Show all lines that include the string "title"; copy each one.

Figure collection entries
+++

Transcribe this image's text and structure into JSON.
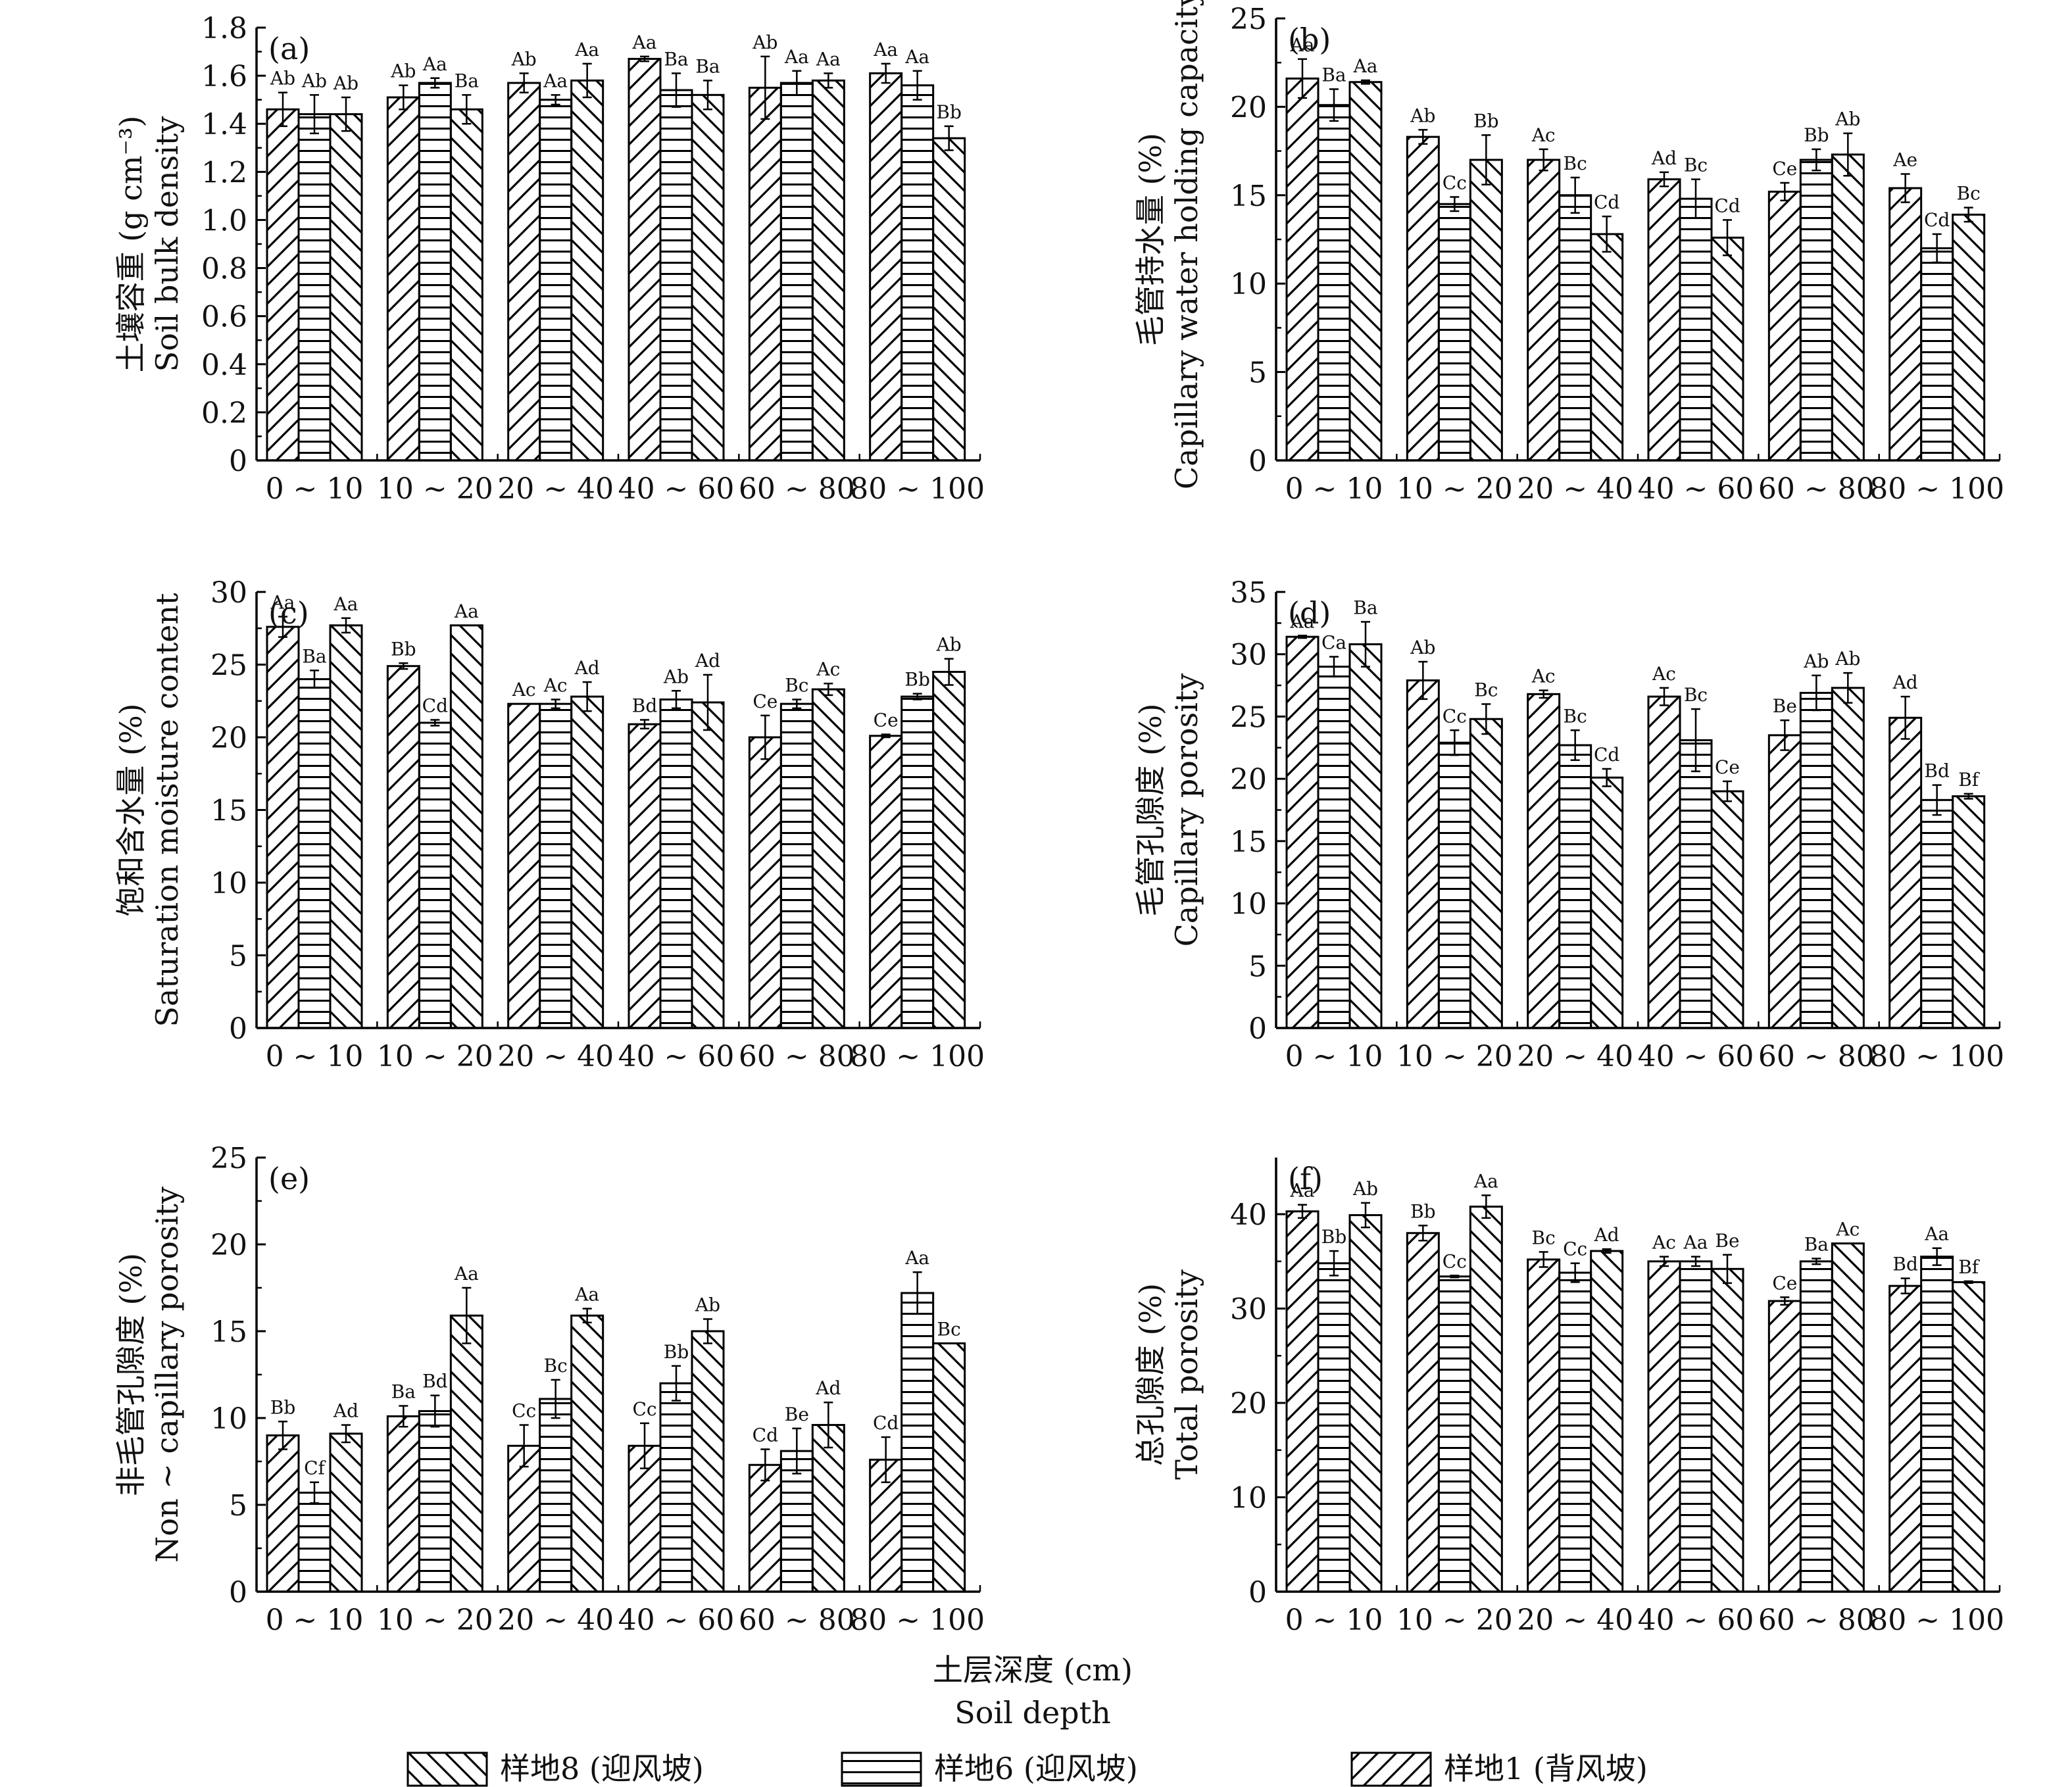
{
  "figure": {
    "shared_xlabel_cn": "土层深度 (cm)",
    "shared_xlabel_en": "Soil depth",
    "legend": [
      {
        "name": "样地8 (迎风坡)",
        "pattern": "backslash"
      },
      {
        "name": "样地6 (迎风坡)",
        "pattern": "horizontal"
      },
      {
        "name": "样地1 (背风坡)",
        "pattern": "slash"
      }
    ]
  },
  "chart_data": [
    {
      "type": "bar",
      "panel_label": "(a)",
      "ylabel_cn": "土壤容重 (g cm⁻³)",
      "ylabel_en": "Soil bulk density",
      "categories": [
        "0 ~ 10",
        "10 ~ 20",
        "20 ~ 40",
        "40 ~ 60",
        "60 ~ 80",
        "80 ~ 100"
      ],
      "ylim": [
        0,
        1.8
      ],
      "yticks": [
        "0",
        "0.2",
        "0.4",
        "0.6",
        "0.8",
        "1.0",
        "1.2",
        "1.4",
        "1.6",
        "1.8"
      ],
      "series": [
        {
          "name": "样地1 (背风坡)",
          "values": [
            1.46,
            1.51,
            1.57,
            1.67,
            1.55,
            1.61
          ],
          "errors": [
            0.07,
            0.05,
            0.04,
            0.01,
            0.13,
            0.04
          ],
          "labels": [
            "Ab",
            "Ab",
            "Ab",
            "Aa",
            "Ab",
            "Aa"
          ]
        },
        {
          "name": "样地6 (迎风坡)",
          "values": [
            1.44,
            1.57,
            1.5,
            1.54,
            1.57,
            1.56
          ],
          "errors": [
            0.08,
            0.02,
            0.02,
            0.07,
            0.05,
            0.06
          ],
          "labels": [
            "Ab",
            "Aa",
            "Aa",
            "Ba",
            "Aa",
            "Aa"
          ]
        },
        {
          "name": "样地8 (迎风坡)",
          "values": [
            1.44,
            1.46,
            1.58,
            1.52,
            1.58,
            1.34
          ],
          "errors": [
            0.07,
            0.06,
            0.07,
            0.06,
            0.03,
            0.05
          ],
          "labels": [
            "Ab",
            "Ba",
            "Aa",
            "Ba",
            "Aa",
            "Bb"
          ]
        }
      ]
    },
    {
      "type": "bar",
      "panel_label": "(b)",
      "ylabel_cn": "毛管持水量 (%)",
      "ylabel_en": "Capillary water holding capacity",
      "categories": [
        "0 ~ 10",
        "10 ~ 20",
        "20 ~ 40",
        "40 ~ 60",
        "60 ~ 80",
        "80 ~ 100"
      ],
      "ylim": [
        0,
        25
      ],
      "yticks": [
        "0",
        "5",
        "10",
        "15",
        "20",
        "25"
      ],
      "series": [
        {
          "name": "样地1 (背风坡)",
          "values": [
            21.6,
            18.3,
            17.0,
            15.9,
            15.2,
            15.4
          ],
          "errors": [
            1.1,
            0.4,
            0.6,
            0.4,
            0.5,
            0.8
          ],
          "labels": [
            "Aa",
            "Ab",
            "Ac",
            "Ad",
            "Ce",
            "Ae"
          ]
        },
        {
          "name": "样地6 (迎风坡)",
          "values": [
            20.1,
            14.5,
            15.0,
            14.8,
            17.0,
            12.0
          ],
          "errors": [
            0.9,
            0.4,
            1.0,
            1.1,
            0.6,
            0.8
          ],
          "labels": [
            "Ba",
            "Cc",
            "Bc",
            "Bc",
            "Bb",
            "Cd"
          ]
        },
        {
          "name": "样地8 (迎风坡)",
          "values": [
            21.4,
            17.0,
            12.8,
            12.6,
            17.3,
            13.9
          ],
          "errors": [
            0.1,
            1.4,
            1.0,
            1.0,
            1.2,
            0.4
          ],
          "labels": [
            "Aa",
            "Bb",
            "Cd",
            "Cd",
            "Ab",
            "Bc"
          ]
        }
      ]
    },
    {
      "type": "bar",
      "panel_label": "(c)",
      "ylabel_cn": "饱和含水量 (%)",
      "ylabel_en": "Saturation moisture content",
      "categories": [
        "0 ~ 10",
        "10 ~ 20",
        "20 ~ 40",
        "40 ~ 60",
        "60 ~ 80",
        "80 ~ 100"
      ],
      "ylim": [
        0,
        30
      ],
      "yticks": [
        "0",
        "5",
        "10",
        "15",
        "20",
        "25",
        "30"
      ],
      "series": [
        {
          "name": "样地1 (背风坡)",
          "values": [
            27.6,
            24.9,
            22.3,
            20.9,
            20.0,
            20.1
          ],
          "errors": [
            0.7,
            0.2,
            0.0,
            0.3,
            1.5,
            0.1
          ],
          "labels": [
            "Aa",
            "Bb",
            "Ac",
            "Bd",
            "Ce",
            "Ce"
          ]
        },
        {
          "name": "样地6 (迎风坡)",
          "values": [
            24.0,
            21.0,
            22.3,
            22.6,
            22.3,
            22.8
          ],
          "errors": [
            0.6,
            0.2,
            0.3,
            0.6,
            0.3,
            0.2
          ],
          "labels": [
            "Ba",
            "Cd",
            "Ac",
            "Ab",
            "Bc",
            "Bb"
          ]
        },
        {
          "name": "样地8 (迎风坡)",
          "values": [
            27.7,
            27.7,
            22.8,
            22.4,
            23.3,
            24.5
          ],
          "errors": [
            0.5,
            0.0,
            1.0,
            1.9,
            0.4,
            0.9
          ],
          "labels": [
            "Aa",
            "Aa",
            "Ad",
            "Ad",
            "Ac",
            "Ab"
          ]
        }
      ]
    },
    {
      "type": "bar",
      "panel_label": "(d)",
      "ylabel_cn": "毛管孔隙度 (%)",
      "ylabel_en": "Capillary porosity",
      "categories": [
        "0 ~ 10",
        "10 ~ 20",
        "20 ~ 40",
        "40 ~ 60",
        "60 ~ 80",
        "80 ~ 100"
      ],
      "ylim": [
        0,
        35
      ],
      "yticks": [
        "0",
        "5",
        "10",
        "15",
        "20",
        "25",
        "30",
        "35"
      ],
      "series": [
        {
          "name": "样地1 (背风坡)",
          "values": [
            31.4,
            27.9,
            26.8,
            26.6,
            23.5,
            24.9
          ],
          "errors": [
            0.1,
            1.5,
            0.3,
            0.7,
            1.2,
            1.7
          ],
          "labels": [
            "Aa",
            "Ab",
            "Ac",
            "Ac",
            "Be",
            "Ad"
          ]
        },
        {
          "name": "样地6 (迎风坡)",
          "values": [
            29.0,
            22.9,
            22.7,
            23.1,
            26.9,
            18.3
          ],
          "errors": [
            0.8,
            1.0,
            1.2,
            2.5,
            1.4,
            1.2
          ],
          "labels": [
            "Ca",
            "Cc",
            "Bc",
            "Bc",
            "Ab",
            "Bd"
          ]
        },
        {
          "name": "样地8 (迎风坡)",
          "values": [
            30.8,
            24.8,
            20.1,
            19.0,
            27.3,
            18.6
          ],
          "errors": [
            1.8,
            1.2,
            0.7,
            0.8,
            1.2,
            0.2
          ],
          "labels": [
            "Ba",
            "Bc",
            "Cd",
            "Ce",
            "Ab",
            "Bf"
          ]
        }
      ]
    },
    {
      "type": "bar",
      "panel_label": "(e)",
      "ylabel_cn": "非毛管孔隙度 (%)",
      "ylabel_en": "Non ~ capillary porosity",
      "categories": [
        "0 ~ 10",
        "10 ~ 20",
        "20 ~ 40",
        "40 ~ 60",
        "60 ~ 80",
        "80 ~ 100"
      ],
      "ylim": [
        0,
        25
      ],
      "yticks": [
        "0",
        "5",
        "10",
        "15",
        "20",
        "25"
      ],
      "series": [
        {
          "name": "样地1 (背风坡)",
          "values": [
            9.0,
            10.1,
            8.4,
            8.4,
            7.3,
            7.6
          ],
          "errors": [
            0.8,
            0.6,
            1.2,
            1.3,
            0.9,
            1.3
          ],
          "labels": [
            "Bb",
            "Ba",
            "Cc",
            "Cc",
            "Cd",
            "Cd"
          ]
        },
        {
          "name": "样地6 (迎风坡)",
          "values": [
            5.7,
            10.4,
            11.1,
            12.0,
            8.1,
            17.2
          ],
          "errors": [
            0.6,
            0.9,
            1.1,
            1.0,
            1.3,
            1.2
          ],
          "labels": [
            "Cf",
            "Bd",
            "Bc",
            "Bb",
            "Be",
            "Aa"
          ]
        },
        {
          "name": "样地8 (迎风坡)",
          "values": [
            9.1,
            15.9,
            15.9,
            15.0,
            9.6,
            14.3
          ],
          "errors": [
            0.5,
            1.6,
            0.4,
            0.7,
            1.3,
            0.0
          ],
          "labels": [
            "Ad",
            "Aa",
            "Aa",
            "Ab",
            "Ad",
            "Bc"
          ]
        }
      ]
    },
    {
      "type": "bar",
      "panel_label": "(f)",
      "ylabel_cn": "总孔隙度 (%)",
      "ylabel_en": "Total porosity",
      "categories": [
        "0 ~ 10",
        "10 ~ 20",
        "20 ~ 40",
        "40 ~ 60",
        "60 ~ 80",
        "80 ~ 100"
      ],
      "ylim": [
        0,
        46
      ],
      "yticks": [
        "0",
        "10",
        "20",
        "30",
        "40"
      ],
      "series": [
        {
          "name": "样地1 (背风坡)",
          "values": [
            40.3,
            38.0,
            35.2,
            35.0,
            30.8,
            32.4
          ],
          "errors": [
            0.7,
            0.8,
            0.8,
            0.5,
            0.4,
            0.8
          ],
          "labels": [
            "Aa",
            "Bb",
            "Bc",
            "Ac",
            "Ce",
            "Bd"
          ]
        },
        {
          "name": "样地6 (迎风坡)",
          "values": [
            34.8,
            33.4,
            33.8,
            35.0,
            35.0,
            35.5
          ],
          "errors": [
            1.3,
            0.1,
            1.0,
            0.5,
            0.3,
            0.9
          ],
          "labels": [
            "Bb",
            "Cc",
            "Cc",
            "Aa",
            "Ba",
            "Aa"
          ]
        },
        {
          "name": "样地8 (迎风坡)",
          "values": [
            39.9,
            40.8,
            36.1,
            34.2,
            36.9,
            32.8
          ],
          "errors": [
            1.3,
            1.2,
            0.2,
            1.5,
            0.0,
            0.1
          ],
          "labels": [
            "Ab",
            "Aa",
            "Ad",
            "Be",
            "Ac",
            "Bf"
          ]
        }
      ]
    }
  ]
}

+++

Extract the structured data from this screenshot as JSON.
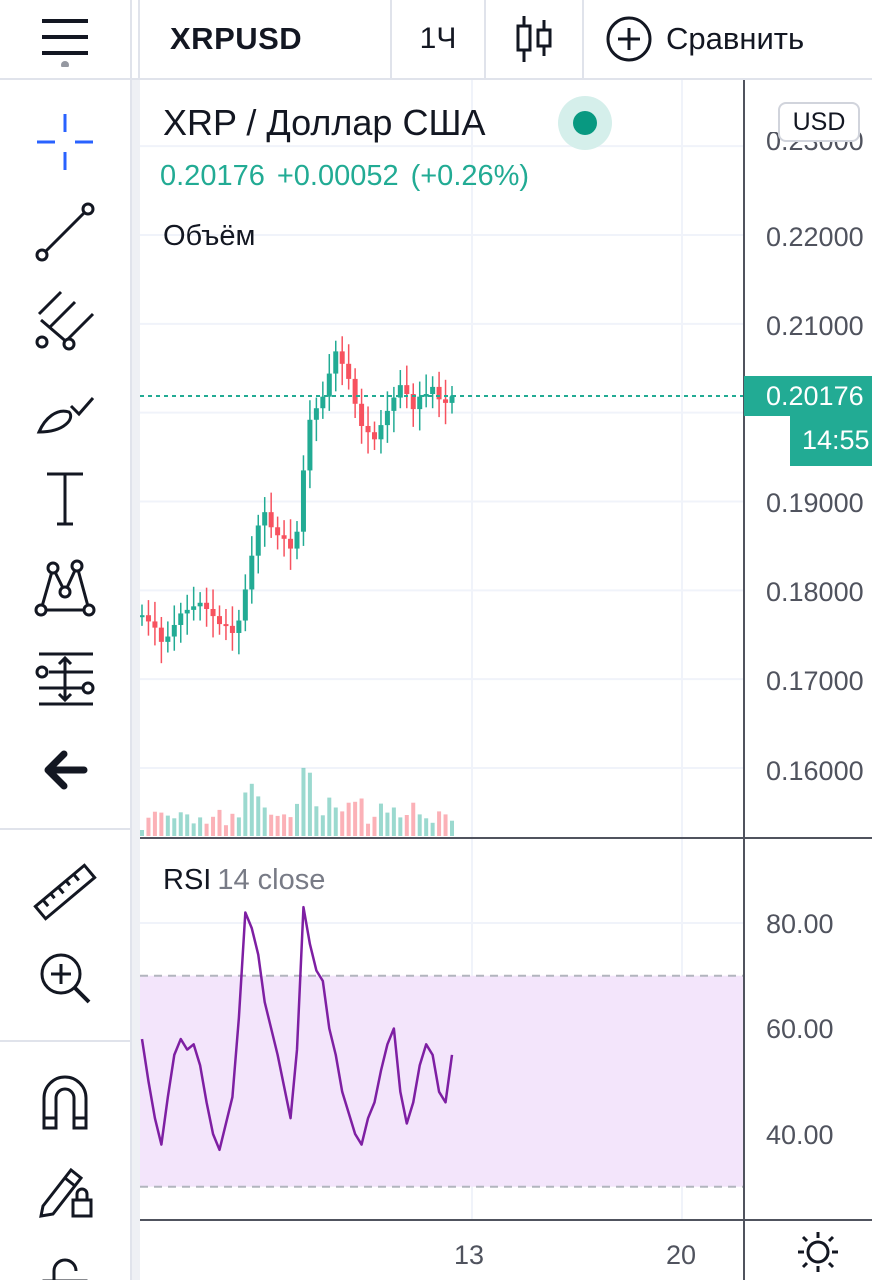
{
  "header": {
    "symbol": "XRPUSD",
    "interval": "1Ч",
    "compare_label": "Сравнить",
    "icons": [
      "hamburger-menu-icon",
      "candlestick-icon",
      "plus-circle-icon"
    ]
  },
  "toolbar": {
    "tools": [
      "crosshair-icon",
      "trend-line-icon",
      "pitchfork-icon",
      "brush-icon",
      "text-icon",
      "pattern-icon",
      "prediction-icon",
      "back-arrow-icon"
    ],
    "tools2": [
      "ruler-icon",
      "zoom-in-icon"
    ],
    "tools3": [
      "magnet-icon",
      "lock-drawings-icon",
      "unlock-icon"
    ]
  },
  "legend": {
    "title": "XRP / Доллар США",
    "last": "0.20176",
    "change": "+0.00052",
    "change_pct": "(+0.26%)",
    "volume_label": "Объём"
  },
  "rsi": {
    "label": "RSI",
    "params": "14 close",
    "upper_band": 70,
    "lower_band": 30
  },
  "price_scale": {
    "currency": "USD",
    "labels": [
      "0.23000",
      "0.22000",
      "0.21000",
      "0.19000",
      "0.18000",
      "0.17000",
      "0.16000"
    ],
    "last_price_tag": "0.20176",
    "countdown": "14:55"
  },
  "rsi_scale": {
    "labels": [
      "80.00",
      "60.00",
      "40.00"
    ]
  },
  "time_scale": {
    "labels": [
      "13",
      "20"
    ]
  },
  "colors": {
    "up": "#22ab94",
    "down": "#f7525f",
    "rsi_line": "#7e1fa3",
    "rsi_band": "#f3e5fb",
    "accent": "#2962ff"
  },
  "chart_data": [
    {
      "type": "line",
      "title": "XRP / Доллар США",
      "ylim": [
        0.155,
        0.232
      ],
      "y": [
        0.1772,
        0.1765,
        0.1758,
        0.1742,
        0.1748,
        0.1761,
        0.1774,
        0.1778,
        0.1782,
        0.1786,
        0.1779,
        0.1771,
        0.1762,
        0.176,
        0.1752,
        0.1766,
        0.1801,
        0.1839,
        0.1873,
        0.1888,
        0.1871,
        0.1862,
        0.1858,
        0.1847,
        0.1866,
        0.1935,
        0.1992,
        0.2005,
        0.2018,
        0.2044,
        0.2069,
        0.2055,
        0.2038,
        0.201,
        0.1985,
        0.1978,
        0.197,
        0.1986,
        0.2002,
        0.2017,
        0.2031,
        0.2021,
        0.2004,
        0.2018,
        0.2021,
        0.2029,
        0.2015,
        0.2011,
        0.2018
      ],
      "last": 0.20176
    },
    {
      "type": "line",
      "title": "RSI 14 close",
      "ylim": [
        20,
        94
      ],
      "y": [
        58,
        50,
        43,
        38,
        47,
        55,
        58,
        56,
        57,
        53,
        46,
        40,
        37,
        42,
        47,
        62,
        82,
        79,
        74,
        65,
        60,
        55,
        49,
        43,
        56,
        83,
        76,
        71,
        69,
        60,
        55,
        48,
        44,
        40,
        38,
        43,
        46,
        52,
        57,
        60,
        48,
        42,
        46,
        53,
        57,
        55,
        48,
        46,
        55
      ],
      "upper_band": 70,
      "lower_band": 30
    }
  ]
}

+++

■ **Expected answer**:
    "title": "XRP / Доллар США",
      "title": "XRP / Доллар США",
      "title": "RSI 14 close",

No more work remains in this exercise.